STATED TASK:
Check each line for the word "color" and give how many have it. Say nothing else.
--- BEGIN DATA ROWS ---
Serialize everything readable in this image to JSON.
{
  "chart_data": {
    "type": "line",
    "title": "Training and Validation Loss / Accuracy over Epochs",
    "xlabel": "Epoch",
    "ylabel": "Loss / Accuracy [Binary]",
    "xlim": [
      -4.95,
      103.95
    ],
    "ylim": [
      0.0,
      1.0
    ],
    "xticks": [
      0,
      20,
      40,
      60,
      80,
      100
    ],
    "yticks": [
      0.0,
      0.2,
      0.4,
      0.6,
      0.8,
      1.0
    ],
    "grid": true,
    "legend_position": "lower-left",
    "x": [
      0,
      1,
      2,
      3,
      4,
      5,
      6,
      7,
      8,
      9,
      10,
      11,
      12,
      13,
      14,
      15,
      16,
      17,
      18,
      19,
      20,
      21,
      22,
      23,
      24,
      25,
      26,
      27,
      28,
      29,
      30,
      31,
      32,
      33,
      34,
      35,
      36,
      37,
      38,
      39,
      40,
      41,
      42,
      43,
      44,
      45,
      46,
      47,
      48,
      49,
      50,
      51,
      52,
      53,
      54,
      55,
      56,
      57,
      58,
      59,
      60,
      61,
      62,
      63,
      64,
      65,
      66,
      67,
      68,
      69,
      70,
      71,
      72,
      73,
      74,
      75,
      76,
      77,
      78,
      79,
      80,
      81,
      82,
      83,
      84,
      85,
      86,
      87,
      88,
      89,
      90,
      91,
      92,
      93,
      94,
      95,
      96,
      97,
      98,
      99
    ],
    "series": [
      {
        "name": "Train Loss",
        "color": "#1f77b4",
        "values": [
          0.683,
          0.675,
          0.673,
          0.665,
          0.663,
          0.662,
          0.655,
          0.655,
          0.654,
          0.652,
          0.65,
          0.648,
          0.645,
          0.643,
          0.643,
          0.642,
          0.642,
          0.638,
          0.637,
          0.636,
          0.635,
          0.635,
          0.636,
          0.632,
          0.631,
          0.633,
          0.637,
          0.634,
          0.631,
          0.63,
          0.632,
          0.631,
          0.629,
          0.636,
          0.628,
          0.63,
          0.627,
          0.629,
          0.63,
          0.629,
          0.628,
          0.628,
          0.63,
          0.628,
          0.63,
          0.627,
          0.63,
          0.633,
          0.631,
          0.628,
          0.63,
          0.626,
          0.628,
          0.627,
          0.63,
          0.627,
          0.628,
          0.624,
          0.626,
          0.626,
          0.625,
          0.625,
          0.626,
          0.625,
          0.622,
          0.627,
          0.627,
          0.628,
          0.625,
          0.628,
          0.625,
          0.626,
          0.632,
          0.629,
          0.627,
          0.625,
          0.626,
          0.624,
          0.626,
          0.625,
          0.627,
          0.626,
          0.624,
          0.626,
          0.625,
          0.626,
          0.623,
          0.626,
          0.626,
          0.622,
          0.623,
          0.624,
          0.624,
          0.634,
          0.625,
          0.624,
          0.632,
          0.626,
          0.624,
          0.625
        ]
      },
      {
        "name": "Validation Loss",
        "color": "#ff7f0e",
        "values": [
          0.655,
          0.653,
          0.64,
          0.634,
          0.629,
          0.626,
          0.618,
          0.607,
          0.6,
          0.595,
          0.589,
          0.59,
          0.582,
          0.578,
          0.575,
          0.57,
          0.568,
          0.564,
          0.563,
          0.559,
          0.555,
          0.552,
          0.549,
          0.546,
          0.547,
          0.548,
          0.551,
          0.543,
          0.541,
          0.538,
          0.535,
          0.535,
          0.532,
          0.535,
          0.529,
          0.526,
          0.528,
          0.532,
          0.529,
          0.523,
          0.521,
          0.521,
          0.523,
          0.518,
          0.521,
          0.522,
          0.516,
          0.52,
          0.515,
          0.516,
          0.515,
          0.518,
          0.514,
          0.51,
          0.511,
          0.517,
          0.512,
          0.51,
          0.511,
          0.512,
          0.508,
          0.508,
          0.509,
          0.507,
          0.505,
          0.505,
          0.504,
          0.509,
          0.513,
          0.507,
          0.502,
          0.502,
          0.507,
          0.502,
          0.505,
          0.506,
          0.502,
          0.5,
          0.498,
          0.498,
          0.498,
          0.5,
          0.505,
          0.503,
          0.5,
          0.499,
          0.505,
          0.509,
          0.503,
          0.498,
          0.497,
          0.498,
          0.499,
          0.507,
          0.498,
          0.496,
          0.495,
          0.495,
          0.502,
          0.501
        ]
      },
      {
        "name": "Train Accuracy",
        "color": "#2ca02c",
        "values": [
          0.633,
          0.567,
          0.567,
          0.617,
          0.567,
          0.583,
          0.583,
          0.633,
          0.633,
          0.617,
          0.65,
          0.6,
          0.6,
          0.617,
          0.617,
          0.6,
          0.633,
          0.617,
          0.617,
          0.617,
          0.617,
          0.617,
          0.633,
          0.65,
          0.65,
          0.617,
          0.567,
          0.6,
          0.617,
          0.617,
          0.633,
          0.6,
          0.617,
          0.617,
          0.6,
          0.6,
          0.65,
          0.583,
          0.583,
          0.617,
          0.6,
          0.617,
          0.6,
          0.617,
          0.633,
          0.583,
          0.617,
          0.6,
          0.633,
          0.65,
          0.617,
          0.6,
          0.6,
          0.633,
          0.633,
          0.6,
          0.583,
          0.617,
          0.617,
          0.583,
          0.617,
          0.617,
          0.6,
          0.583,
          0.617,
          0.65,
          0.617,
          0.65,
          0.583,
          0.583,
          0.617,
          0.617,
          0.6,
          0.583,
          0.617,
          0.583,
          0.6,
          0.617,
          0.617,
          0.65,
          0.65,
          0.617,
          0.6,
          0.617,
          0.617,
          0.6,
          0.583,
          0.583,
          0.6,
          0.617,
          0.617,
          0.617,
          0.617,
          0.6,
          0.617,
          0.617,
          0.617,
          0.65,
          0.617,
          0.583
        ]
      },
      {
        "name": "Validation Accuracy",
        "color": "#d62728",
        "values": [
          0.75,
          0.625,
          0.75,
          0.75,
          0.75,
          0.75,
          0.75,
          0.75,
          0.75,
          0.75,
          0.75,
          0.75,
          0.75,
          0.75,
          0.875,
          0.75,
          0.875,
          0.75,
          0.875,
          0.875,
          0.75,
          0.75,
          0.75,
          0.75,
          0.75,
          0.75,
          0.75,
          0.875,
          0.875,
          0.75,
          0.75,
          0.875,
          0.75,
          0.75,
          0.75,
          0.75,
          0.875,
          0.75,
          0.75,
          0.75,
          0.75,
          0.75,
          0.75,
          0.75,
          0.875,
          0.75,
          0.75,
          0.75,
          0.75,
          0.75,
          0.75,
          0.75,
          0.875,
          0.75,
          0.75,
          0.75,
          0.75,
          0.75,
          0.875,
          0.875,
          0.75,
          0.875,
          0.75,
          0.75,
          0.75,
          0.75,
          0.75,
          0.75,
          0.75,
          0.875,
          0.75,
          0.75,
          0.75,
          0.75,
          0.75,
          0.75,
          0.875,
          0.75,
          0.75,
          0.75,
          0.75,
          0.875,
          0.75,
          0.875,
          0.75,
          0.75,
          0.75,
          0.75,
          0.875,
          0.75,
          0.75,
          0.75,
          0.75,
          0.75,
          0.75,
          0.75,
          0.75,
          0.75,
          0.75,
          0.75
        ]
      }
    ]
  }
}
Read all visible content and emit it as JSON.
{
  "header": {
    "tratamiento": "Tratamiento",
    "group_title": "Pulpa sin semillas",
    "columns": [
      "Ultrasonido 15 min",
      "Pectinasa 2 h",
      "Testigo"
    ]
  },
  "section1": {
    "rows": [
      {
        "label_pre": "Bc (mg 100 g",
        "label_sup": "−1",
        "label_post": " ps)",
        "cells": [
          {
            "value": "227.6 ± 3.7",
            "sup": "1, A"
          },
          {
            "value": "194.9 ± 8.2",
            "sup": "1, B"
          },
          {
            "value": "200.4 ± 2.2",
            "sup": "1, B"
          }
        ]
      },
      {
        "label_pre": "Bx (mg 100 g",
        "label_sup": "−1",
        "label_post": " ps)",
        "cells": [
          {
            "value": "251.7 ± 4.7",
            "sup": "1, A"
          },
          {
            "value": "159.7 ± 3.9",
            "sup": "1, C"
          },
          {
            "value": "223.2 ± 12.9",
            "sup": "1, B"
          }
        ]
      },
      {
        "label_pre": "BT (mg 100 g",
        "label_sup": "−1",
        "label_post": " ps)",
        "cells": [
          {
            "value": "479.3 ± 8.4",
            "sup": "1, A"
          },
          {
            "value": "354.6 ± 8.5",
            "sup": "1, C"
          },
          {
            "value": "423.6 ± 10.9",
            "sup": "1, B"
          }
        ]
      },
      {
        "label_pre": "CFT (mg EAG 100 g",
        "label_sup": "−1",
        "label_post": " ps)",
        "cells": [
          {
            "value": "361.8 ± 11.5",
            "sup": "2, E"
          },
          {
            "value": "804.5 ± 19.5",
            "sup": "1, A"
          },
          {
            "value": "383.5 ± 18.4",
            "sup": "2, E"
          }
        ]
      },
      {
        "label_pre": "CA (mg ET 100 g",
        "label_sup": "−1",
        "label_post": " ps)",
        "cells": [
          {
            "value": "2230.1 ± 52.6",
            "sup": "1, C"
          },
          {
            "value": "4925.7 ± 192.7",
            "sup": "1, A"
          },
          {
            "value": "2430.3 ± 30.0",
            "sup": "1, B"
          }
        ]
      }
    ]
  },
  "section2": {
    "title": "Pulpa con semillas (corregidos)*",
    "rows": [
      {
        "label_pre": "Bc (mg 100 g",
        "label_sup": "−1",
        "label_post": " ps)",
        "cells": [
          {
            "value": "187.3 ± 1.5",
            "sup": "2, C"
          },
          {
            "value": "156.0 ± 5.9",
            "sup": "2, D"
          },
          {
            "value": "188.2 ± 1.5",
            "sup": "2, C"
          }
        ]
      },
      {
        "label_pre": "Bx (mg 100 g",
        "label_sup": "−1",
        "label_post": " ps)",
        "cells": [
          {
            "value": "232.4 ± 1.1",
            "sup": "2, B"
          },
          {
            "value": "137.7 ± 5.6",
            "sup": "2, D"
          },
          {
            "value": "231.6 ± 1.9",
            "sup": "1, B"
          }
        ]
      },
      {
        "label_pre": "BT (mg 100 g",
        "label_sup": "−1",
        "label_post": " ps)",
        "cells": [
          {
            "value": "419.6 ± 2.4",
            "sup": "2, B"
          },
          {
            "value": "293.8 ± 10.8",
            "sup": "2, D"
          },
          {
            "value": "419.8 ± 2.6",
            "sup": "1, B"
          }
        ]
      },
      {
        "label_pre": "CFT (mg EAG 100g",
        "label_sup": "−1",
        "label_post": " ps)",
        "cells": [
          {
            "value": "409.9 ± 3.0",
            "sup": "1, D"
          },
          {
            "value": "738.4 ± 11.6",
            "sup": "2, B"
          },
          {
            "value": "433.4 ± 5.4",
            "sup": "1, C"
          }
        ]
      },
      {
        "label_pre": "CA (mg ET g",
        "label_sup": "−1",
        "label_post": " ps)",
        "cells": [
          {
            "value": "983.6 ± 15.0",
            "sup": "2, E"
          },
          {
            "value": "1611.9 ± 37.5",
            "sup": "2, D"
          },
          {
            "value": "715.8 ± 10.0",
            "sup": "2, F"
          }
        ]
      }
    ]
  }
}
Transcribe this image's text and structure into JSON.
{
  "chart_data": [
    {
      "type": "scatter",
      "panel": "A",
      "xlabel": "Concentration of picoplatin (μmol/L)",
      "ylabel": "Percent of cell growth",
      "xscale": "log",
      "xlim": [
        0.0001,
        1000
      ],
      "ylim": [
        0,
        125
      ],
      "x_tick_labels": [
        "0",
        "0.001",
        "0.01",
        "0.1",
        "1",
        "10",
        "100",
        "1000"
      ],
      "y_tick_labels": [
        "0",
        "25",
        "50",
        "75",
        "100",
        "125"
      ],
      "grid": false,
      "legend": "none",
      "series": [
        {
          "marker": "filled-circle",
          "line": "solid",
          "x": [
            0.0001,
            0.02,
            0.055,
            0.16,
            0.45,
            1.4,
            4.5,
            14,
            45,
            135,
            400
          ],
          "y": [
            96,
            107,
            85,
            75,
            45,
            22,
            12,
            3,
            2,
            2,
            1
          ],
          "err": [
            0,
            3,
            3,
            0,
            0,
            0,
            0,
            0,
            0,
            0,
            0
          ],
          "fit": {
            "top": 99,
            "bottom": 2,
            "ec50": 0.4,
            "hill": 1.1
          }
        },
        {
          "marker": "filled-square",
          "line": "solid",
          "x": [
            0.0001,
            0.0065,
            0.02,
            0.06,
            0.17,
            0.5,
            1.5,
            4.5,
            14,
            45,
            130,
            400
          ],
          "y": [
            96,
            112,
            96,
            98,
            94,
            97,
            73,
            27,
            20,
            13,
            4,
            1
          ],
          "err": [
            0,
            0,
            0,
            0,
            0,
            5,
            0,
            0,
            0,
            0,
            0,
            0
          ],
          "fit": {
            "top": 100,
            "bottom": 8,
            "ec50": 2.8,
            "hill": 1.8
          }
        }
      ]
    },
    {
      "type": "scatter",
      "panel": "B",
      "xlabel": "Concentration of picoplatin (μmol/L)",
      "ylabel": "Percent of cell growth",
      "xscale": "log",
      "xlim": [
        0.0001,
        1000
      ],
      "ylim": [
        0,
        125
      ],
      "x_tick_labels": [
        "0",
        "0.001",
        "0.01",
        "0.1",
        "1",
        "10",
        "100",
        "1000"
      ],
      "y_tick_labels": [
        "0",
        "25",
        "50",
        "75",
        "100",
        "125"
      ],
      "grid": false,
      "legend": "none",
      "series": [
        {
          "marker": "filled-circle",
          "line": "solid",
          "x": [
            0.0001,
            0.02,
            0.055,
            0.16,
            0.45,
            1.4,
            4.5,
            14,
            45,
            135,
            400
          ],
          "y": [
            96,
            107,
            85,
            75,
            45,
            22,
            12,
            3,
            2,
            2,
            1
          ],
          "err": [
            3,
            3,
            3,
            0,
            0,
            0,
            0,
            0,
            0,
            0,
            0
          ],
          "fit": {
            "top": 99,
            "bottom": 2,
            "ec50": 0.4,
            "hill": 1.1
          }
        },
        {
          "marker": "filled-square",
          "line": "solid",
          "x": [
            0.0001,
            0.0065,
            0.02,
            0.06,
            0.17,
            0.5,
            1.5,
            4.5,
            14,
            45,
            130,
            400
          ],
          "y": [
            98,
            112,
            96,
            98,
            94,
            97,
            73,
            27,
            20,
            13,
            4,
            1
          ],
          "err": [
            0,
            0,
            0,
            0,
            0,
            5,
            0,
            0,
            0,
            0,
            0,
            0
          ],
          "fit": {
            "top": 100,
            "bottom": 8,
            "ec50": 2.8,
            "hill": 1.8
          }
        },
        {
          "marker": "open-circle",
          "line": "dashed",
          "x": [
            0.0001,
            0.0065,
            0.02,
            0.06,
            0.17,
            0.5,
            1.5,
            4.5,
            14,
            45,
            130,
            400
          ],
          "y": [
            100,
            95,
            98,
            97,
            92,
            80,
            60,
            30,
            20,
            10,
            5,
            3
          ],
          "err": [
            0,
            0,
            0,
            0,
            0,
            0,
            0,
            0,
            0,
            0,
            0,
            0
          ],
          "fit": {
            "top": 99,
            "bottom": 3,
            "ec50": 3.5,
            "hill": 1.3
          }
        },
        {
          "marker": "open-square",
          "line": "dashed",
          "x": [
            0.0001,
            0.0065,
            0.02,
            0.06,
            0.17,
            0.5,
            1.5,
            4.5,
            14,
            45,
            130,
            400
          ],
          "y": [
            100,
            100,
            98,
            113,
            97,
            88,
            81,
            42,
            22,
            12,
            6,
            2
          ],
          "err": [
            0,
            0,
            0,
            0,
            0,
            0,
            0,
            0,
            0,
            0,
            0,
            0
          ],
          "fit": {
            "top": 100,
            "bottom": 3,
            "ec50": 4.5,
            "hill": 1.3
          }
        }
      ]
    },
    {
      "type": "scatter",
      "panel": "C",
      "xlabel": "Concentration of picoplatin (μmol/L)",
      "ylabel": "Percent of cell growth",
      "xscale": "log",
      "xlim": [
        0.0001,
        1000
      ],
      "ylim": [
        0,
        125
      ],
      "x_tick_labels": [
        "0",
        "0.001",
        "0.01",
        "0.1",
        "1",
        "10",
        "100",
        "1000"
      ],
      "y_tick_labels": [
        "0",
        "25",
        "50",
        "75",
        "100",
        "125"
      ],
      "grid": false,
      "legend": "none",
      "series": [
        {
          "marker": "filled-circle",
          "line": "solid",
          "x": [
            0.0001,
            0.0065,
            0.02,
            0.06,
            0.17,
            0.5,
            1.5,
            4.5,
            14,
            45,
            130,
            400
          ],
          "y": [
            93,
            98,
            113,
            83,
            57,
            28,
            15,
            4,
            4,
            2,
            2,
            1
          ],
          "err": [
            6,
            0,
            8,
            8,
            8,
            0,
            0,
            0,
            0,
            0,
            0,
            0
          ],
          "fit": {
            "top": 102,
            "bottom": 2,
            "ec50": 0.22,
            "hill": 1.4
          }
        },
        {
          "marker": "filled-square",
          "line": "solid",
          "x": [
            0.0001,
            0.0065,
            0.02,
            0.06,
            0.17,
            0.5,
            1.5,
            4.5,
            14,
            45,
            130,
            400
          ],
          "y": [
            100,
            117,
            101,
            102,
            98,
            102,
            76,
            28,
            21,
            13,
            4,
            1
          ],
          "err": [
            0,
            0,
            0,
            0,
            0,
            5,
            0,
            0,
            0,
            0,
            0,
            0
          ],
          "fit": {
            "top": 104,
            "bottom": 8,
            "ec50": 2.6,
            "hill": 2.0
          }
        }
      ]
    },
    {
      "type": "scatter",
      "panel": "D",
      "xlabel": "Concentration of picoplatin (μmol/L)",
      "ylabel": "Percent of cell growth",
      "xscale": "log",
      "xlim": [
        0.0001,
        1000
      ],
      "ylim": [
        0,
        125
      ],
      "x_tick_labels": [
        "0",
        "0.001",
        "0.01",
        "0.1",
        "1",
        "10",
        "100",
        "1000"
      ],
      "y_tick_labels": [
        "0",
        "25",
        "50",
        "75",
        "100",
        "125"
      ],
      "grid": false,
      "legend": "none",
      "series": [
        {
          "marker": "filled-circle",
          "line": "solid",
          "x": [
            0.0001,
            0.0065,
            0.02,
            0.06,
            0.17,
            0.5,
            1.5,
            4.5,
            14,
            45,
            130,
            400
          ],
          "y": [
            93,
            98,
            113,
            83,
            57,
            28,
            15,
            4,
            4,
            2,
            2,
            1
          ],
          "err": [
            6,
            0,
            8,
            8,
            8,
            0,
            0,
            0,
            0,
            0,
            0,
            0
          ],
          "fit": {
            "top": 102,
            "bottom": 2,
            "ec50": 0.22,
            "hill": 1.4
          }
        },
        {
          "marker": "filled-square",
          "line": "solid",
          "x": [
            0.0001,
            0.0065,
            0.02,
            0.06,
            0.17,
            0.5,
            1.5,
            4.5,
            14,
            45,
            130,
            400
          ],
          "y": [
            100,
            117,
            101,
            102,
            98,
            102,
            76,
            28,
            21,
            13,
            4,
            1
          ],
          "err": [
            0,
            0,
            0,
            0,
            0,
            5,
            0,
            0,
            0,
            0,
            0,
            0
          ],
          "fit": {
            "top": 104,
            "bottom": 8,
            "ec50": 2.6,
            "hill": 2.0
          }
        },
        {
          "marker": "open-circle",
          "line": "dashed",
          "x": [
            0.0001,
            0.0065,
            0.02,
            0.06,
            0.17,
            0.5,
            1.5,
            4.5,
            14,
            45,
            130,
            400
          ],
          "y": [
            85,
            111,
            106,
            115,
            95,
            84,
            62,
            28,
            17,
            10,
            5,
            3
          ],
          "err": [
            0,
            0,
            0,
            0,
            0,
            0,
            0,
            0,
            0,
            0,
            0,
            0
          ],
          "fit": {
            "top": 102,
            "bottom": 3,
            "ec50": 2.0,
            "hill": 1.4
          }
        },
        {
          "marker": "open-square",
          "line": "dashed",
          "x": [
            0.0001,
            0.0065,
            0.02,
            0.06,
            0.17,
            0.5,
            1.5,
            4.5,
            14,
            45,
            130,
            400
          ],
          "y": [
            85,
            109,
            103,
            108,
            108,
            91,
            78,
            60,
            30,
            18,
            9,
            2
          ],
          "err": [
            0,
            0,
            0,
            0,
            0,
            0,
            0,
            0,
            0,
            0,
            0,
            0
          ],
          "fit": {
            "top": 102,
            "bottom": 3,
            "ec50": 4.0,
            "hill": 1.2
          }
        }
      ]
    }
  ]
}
--- END DATA ROWS ---
RESULT BELOW:
4